(Stored records)
:::::
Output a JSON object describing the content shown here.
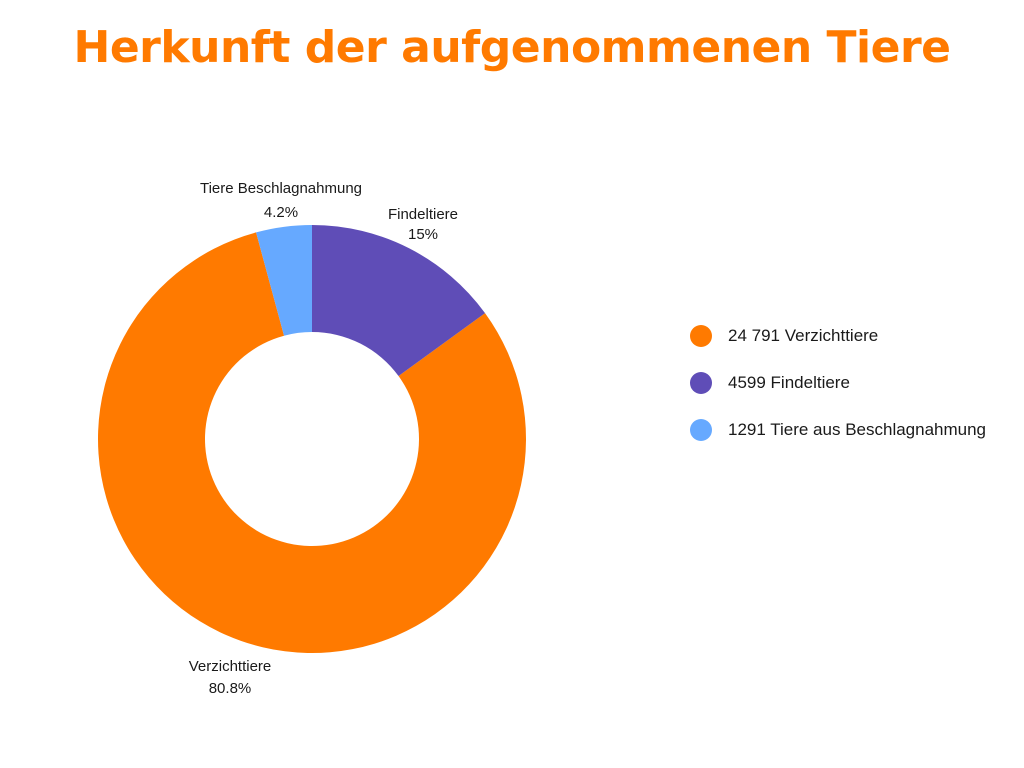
{
  "chart_data": {
    "type": "pie",
    "donut": true,
    "title": "Herkunft der aufgenommenen Tiere",
    "slices": [
      {
        "label": "Verzichttiere",
        "percent_label": "80.8%",
        "value": 24791,
        "legend": "24 791 Verzichttiere",
        "color": "#ff7a00"
      },
      {
        "label": "Findeltiere",
        "percent_label": "15%",
        "value": 4599,
        "legend": "4599 Findeltiere",
        "color": "#5f4db7"
      },
      {
        "label": "Tiere Beschlagnahmung",
        "percent_label": "4.2%",
        "value": 1291,
        "legend": "1291 Tiere aus Beschlagnahmung",
        "color": "#66a9ff"
      }
    ],
    "legend_position": "right"
  }
}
:::::
The expected answer is the data retyped exactly, without pictures.

Output a JSON object describing the content shown here.
{
  "chart_data": {
    "type": "pie",
    "donut": true,
    "title": "Herkunft der aufgenommenen Tiere",
    "slices": [
      {
        "label": "Verzichttiere",
        "percent_label": "80.8%",
        "value": 24791,
        "legend": "24 791 Verzichttiere",
        "color": "#ff7a00"
      },
      {
        "label": "Findeltiere",
        "percent_label": "15%",
        "value": 4599,
        "legend": "4599 Findeltiere",
        "color": "#5f4db7"
      },
      {
        "label": "Tiere Beschlagnahmung",
        "percent_label": "4.2%",
        "value": 1291,
        "legend": "1291 Tiere aus Beschlagnahmung",
        "color": "#66a9ff"
      }
    ],
    "legend_position": "right"
  }
}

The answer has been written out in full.